EXERCISE — Locate each line below that includes "small" and reproduce it.

RAW RECORDS —
··········

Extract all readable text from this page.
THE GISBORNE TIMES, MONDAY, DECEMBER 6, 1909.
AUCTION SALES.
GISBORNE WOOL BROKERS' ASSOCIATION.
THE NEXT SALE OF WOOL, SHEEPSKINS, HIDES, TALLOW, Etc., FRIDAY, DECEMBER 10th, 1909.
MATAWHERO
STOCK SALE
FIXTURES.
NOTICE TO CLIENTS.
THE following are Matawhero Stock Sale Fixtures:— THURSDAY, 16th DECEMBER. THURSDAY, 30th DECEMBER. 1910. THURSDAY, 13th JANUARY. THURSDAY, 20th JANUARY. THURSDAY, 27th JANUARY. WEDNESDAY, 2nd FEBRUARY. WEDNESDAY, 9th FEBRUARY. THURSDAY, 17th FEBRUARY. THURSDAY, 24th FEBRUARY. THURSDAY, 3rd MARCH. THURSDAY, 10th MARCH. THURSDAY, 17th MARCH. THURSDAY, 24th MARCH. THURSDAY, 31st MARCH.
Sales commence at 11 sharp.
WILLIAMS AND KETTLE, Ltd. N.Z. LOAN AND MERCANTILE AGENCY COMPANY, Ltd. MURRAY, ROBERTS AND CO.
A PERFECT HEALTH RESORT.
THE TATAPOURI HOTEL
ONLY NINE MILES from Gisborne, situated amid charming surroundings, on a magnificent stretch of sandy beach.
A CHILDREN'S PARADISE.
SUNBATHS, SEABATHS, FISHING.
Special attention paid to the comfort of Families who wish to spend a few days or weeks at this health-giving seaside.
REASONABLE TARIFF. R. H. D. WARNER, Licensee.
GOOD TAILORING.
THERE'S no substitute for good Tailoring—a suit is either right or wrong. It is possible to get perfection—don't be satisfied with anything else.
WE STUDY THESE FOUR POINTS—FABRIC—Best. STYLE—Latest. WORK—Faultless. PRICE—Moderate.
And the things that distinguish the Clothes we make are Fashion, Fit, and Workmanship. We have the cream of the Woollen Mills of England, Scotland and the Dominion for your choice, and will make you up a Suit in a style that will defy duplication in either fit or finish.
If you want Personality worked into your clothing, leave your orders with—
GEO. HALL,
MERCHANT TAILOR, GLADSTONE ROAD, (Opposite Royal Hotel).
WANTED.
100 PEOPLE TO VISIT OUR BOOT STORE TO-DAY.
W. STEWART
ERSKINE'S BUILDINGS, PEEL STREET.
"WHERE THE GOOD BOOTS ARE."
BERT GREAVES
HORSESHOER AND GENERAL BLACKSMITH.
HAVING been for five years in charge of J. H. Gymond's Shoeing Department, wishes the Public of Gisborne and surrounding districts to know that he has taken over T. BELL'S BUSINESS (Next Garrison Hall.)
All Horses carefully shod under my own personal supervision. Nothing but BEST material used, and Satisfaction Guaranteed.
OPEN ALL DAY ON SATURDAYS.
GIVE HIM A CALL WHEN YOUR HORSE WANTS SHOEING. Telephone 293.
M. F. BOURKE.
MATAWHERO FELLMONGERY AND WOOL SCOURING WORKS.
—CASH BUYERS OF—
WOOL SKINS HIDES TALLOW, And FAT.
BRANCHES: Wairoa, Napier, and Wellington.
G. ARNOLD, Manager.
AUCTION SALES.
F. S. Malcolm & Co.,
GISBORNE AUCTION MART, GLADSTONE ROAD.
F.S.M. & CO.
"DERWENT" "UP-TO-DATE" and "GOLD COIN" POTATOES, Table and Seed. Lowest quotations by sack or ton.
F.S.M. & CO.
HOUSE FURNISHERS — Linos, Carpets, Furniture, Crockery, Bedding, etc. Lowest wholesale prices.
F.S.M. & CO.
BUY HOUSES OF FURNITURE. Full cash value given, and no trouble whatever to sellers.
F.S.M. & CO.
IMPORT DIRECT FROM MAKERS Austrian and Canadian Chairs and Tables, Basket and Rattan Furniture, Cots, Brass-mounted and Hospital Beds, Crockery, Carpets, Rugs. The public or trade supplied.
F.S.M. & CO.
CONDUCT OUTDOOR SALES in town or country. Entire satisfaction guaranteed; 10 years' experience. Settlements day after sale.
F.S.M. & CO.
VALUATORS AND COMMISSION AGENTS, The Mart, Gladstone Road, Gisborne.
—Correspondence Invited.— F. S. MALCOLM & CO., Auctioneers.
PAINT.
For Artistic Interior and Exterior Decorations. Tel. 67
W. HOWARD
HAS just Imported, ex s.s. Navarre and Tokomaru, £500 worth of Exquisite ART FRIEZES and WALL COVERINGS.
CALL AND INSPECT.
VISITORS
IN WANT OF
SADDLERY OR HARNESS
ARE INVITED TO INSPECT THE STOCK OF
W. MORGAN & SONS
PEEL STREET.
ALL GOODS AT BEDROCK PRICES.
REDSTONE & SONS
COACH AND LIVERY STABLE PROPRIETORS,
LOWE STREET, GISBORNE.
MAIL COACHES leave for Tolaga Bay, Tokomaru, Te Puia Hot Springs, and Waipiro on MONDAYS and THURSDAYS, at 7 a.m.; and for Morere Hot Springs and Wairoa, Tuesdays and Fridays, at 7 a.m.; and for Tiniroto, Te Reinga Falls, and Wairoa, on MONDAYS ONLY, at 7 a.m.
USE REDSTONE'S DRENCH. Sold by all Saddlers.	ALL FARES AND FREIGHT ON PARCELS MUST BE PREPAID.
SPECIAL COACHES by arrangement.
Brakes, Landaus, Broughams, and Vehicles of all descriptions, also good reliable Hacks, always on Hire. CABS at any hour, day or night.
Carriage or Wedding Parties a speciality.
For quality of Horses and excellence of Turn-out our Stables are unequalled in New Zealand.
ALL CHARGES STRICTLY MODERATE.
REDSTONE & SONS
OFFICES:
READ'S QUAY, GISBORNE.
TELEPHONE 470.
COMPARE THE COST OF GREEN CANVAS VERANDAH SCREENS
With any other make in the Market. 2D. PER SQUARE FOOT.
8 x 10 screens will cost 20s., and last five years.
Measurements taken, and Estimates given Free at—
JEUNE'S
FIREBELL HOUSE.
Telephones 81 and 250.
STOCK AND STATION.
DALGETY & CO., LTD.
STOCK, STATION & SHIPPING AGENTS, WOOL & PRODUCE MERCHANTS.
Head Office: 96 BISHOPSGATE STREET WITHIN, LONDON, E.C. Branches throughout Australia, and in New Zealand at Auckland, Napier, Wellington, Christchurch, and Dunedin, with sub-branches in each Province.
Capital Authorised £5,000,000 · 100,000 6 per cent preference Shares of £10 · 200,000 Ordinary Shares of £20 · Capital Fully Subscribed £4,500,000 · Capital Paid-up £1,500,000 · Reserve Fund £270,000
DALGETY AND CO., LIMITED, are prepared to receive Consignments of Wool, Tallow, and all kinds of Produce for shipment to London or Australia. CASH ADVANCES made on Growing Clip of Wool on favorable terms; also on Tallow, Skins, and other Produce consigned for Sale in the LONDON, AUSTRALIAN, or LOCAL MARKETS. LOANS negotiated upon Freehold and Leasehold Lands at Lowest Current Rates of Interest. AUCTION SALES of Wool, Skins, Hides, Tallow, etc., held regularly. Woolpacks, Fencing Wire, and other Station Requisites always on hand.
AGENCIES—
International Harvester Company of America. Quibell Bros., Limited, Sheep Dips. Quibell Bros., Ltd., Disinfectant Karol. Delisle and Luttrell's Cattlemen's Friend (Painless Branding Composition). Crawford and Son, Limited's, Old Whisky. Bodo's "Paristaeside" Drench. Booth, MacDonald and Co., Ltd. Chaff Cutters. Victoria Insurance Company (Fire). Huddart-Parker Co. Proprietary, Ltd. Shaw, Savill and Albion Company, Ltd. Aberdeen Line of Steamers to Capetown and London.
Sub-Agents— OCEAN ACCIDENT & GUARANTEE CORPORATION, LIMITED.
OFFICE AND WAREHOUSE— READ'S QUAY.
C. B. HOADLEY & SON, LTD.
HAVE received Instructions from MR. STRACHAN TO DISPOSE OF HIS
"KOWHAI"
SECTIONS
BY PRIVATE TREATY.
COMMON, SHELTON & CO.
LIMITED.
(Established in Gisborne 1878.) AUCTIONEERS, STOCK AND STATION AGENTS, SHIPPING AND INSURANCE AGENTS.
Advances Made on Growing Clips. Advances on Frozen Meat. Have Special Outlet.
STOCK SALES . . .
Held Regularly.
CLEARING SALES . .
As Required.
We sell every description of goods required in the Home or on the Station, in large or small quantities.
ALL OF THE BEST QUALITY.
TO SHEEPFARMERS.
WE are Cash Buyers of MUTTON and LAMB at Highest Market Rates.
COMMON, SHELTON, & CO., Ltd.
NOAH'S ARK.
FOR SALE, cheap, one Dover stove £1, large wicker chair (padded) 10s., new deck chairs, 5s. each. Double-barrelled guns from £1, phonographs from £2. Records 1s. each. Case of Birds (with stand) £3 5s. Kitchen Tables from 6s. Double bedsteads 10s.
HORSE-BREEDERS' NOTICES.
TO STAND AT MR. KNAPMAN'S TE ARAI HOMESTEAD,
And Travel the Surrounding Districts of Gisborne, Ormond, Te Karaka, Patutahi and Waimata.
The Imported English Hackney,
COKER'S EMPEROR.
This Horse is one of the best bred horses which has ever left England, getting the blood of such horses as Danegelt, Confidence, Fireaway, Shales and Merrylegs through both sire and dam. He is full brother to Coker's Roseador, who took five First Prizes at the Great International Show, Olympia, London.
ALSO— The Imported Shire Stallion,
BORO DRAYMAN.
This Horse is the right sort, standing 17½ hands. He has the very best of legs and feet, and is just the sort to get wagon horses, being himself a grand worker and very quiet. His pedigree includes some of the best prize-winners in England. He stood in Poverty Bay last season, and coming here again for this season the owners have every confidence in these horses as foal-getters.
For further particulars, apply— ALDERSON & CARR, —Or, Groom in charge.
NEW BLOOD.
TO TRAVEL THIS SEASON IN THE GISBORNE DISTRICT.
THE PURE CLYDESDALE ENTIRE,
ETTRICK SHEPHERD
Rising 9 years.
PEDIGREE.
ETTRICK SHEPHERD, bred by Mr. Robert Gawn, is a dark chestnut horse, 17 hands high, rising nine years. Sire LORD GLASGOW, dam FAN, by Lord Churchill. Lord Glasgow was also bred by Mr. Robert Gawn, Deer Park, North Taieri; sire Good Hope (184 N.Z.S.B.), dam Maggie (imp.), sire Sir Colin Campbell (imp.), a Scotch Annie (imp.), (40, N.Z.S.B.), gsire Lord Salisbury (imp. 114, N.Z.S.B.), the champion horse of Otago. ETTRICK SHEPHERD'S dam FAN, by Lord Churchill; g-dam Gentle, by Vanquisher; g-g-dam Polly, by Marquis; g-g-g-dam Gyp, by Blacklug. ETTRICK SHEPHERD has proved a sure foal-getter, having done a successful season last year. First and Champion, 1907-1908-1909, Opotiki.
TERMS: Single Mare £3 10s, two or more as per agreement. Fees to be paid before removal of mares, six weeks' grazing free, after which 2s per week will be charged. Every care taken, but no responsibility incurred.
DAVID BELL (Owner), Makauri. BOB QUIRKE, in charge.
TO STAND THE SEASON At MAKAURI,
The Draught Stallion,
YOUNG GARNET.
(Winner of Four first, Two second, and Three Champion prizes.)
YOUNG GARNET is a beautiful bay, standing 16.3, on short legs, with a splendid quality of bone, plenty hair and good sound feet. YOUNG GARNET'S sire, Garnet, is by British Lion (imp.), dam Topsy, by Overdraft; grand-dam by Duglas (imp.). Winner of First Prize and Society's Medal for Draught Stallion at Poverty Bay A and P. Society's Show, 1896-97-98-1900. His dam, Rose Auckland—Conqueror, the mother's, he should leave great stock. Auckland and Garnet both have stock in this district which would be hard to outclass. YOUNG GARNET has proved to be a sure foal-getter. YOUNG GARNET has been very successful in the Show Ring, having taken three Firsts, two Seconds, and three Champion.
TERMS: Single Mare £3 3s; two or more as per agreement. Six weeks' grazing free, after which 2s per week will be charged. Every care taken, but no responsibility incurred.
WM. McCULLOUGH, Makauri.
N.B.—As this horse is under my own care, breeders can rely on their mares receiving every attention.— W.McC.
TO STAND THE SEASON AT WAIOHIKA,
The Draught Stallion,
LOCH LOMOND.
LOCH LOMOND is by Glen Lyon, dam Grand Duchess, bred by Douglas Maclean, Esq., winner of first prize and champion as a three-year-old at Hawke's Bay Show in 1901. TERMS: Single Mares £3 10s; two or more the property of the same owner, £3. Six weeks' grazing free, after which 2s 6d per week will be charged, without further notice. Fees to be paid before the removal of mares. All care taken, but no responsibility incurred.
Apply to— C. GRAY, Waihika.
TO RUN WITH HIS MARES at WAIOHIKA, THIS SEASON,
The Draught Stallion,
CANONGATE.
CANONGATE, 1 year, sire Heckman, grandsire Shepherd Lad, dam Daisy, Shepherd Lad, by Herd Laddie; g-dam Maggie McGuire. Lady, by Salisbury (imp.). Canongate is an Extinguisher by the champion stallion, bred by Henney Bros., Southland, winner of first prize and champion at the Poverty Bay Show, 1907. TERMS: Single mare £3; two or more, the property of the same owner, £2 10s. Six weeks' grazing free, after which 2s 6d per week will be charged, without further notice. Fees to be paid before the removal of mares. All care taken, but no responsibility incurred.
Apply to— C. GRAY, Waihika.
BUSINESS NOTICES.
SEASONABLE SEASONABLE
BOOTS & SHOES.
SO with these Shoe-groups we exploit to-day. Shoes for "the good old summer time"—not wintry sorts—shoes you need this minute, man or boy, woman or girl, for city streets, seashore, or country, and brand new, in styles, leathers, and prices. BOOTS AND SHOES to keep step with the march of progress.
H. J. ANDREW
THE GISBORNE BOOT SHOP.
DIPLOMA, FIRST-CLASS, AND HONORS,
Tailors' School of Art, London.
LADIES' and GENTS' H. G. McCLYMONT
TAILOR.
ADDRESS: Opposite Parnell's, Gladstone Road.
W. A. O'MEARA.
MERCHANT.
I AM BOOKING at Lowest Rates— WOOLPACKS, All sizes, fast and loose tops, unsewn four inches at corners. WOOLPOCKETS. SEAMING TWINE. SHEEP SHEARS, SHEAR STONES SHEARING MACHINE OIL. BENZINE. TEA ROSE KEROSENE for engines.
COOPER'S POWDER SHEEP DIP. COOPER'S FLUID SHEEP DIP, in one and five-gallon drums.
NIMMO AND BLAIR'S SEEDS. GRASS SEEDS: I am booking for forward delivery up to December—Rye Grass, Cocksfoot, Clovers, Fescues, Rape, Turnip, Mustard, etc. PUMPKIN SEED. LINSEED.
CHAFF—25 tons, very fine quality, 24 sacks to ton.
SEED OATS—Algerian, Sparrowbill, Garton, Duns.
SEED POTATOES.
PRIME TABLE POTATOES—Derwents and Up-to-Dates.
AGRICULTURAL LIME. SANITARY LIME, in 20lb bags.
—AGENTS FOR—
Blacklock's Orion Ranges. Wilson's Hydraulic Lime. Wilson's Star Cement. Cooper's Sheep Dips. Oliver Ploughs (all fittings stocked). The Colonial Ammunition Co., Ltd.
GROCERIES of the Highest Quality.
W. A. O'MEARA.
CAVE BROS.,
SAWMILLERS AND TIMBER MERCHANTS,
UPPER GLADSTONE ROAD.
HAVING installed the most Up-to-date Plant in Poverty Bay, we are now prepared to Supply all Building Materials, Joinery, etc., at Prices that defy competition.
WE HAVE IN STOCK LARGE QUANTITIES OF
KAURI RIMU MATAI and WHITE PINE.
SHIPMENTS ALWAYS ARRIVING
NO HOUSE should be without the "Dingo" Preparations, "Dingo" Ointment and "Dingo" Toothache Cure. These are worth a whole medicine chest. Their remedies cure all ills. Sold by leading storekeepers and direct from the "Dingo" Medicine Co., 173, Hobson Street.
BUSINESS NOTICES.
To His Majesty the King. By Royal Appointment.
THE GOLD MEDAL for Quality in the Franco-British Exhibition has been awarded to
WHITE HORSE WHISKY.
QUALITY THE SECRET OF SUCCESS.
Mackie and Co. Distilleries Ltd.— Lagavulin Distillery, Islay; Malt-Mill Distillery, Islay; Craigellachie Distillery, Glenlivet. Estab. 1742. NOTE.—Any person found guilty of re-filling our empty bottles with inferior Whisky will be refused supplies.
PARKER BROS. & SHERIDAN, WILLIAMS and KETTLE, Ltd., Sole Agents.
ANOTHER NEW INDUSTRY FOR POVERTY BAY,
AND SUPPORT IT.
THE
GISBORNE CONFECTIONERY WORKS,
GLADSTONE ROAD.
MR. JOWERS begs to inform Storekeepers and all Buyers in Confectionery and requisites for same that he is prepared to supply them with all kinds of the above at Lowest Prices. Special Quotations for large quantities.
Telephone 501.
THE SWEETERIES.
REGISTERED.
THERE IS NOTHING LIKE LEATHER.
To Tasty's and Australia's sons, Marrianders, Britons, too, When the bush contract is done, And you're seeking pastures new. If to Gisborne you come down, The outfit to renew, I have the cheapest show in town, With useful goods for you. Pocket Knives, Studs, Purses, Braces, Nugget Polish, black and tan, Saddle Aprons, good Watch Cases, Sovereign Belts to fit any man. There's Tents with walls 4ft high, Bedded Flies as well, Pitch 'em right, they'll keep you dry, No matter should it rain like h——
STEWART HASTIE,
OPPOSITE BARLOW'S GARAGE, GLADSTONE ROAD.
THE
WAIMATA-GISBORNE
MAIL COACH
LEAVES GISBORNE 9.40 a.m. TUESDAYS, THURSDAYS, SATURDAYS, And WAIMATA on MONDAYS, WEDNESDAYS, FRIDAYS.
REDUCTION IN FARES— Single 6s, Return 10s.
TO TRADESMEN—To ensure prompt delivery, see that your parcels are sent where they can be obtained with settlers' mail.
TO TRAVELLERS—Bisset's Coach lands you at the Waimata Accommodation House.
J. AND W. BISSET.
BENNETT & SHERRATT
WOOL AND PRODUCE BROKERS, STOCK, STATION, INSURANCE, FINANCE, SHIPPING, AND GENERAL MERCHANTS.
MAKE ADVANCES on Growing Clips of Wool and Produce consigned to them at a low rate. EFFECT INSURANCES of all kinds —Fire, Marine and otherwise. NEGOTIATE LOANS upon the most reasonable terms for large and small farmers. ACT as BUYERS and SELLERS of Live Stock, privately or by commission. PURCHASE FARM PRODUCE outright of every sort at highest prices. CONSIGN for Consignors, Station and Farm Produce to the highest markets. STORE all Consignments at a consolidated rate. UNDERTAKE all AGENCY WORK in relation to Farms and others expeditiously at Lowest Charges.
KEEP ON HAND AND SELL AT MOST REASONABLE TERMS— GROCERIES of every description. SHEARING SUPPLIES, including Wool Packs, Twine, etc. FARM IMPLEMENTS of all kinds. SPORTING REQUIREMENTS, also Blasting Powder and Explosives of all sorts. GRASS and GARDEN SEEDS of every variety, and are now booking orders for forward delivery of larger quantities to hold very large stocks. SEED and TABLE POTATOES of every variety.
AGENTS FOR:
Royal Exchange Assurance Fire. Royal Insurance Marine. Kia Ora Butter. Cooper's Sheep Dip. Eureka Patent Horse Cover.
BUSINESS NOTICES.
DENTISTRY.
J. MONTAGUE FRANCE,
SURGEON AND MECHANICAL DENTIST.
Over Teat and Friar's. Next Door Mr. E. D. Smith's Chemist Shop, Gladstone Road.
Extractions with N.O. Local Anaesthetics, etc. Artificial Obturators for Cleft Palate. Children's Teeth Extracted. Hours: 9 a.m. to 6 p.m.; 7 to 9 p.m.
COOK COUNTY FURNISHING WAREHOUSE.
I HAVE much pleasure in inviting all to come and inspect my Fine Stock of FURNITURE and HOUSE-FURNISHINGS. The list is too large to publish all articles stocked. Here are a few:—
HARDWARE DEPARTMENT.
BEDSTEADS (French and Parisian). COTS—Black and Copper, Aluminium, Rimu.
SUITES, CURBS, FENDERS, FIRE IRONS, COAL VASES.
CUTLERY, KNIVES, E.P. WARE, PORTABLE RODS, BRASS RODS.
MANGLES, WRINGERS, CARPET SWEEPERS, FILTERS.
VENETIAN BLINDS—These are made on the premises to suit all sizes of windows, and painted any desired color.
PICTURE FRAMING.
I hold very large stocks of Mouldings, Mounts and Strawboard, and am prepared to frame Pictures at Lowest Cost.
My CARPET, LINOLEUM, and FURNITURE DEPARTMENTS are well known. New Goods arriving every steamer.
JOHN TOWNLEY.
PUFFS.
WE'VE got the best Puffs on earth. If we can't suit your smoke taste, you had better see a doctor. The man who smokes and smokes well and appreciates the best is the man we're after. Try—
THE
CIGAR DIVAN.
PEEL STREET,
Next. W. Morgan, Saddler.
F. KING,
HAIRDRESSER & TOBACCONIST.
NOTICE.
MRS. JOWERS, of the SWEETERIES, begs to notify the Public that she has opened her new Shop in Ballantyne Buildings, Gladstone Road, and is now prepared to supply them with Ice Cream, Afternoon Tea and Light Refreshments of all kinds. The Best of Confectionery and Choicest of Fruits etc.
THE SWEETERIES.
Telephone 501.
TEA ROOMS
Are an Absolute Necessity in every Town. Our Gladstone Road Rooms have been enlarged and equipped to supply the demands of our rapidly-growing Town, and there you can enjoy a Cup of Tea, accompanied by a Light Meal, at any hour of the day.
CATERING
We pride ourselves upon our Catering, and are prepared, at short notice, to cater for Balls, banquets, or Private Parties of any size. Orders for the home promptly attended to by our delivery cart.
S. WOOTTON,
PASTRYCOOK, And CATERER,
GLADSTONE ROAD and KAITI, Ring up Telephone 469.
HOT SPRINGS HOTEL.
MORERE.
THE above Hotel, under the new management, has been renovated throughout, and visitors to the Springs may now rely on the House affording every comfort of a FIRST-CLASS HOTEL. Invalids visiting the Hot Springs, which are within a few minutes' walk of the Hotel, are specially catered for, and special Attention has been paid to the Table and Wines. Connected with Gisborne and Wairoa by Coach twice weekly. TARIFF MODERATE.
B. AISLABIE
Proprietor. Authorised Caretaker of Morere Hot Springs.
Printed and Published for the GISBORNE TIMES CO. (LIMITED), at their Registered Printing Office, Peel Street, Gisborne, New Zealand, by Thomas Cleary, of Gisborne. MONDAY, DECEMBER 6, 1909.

··········

EXPECTED ANSWER —
We sell every description of goods required in the Home or on the Station, in large or small quantities.
MAKE ADVANCES on Growing Clips of Wool and Produce consigned to them at a low rate. EFFECT INSURANCES of all kinds —Fire, Marine and otherwise. NEGOTIATE LOANS upon the most reasonable terms for large and small farmers. ACT as BUYERS and SELLERS of Live Stock, privately or by commission. PURCHASE FARM PRODUCE outright of every sort at highest prices. CONSIGN for Consignors, Station and Farm Produce to the highest markets. STORE all Consignments at a consolidated rate. UNDERTAKE all AGENCY WORK in relation to Farms and others expeditiously at Lowest Charges.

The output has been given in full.